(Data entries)
※
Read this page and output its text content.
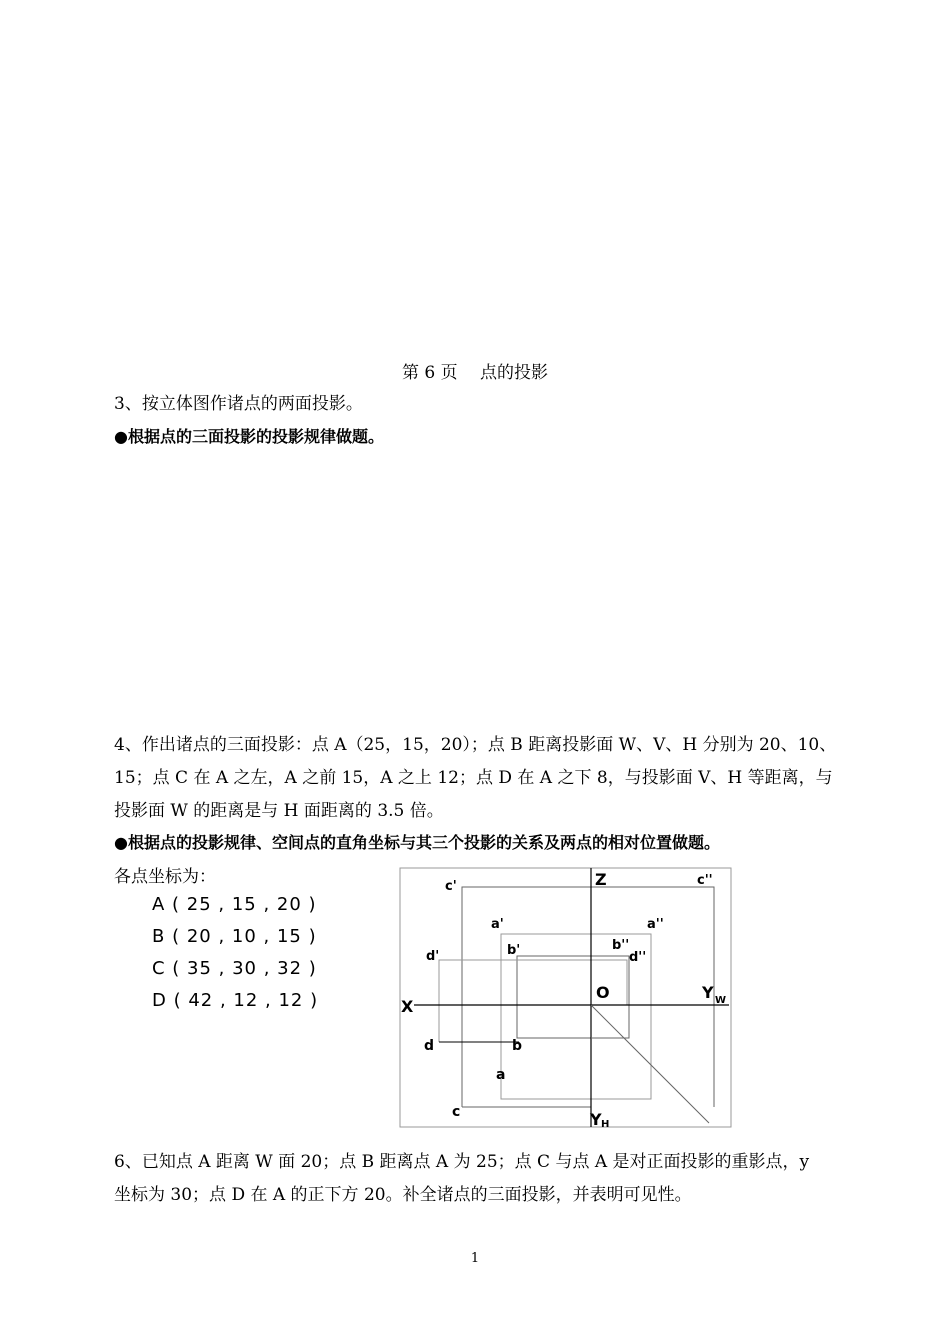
第 6 页　 点的投影
3、按立体图作诸点的两面投影。
●根据点的三面投影的投影规律做题。
4、作出诸点的三面投影：点 A（25，15，20）；点 B 距离投影面 W、V、H 分别为 20、10、
15；点 C 在 A 之左，A 之前 15，A 之上 12；点 D 在 A 之下 8，与投影面 V、H 等距离，与
投影面 W 的距离是与 H 面距离的 3.5 倍。
●根据点的投影规律、空间点的直角坐标与其三个投影的关系及两点的相对位置做题。
各点坐标为：
A ( 25 , 15 , 20 )
B ( 20 , 10 , 15 )
C ( 35 , 30 , 32 )
D ( 42 , 12 , 12 )
c'	Z	c''
a'	a''
b'	b''
d'	d''
X
O	Y W
d	b
a
c	Y H
6、已知点 A 距离 W 面 20；点 B 距离点 A 为 25；点 C 与点 A 是对正面投影的重影点，y
坐标为 30；点 D 在 A 的正下方 20。补全诸点的三面投影，并表明可见性。
1
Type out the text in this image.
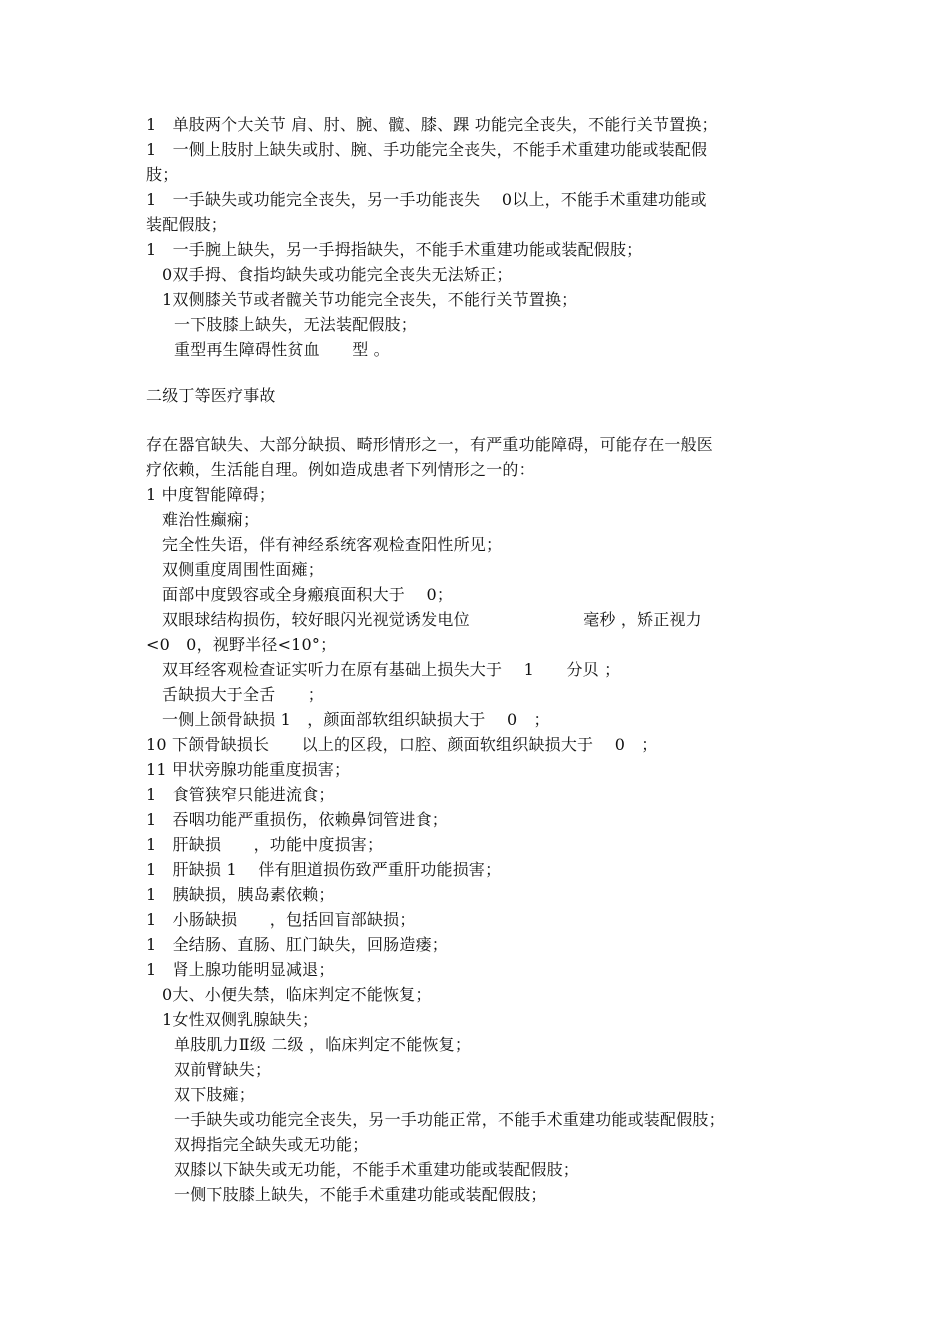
1　单肢两个大关节 肩、肘、腕、髋、膝、踝 功能完全丧失，不能行关节置换；
1　一侧上肢肘上缺失或肘、腕、手功能完全丧失，不能手术重建功能或装配假
肢；
1　一手缺失或功能完全丧失，另一手功能丧失　 0以上，不能手术重建功能或
装配假肢；
1　一手腕上缺失，另一手拇指缺失，不能手术重建功能或装配假肢；
0双手拇、食指均缺失或功能完全丧失无法矫正；
1双侧膝关节或者髋关节功能完全丧失，不能行关节置换；
一下肢膝上缺失，无法装配假肢；
重型再生障碍性贫血　　型 。
二级丁等医疗事故
存在器官缺失、大部分缺损、畸形情形之一，有严重功能障碍，可能存在一般医
疗依赖，生活能自理。例如造成患者下列情形之一的：
1 中度智能障碍；
难治性癫痫；
完全性失语，伴有神经系统客观检查阳性所见；
双侧重度周围性面瘫；
面部中度毁容或全身瘢痕面积大于　 0；
双眼球结构损伤，较好眼闪光视觉诱发电位　　　　　　　毫秒 ，矫正视力
<0　0，视野半径<10°；
双耳经客观检查证实听力在原有基础上损失大于　 1　　分贝 ；
舌缺损大于全舌　　；
一侧上颌骨缺损 1　，颜面部软组织缺损大于　 0　；
10 下颌骨缺损长　　以上的区段，口腔、颜面软组织缺损大于　 0　；
11 甲状旁腺功能重度损害；
1　食管狭窄只能进流食；
1　吞咽功能严重损伤，依赖鼻饲管进食；
1　肝缺损　　，功能中度损害；
1　肝缺损 1　 伴有胆道损伤致严重肝功能损害；
1　胰缺损，胰岛素依赖；
1　小肠缺损　　，包括回盲部缺损；
1　全结肠、直肠、肛门缺失，回肠造瘘；
1　肾上腺功能明显减退；
0大、小便失禁，临床判定不能恢复；
1女性双侧乳腺缺失；
单肢肌力Ⅱ级 二级 ，临床判定不能恢复；
双前臂缺失；
双下肢瘫；
一手缺失或功能完全丧失，另一手功能正常，不能手术重建功能或装配假肢；
双拇指完全缺失或无功能；
双膝以下缺失或无功能，不能手术重建功能或装配假肢；
一侧下肢膝上缺失，不能手术重建功能或装配假肢；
※
__Exercise__: Reproduce each record from above exactly; pictures do not belong in the copy.

__The completed task__:
Read this page and output its text content.
第 6 页　 点的投影
3、按立体图作诸点的两面投影。
●根据点的三面投影的投影规律做题。
4、作出诸点的三面投影：点 A（25，15，20）；点 B 距离投影面 W、V、H 分别为 20、10、
15；点 C 在 A 之左，A 之前 15，A 之上 12；点 D 在 A 之下 8，与投影面 V、H 等距离，与
投影面 W 的距离是与 H 面距离的 3.5 倍。
●根据点的投影规律、空间点的直角坐标与其三个投影的关系及两点的相对位置做题。
各点坐标为：
A ( 25 , 15 , 20 )
B ( 20 , 10 , 15 )
C ( 35 , 30 , 32 )
D ( 42 , 12 , 12 )
c'	Z	c''
a'	a''
b'	b''
d'	d''
X
O	Y W
d	b
a
c	Y H
6、已知点 A 距离 W 面 20；点 B 距离点 A 为 25；点 C 与点 A 是对正面投影的重影点，y
坐标为 30；点 D 在 A 的正下方 20。补全诸点的三面投影，并表明可见性。
1
Type out the text in this image.
1　单肢两个大关节 肩、肘、腕、髋、膝、踝 功能完全丧失，不能行关节置换；
1　一侧上肢肘上缺失或肘、腕、手功能完全丧失，不能手术重建功能或装配假
肢；
1　一手缺失或功能完全丧失，另一手功能丧失　 0以上，不能手术重建功能或
装配假肢；
1　一手腕上缺失，另一手拇指缺失，不能手术重建功能或装配假肢；
0双手拇、食指均缺失或功能完全丧失无法矫正；
1双侧膝关节或者髋关节功能完全丧失，不能行关节置换；
一下肢膝上缺失，无法装配假肢；
重型再生障碍性贫血　　型 。
二级丁等医疗事故
存在器官缺失、大部分缺损、畸形情形之一，有严重功能障碍，可能存在一般医
疗依赖，生活能自理。例如造成患者下列情形之一的：
1 中度智能障碍；
难治性癫痫；
完全性失语，伴有神经系统客观检查阳性所见；
双侧重度周围性面瘫；
面部中度毁容或全身瘢痕面积大于　 0；
双眼球结构损伤，较好眼闪光视觉诱发电位　　　　　　　毫秒 ，矫正视力
<0　0，视野半径<10°；
双耳经客观检查证实听力在原有基础上损失大于　 1　　分贝 ；
舌缺损大于全舌　　；
一侧上颌骨缺损 1　，颜面部软组织缺损大于　 0　；
10 下颌骨缺损长　　以上的区段，口腔、颜面软组织缺损大于　 0　；
11 甲状旁腺功能重度损害；
1　食管狭窄只能进流食；
1　吞咽功能严重损伤，依赖鼻饲管进食；
1　肝缺损　　，功能中度损害；
1　肝缺损 1　 伴有胆道损伤致严重肝功能损害；
1　胰缺损，胰岛素依赖；
1　小肠缺损　　，包括回盲部缺损；
1　全结肠、直肠、肛门缺失，回肠造瘘；
1　肾上腺功能明显减退；
0大、小便失禁，临床判定不能恢复；
1女性双侧乳腺缺失；
单肢肌力Ⅱ级 二级 ，临床判定不能恢复；
双前臂缺失；
双下肢瘫；
一手缺失或功能完全丧失，另一手功能正常，不能手术重建功能或装配假肢；
双拇指完全缺失或无功能；
双膝以下缺失或无功能，不能手术重建功能或装配假肢；
一侧下肢膝上缺失，不能手术重建功能或装配假肢；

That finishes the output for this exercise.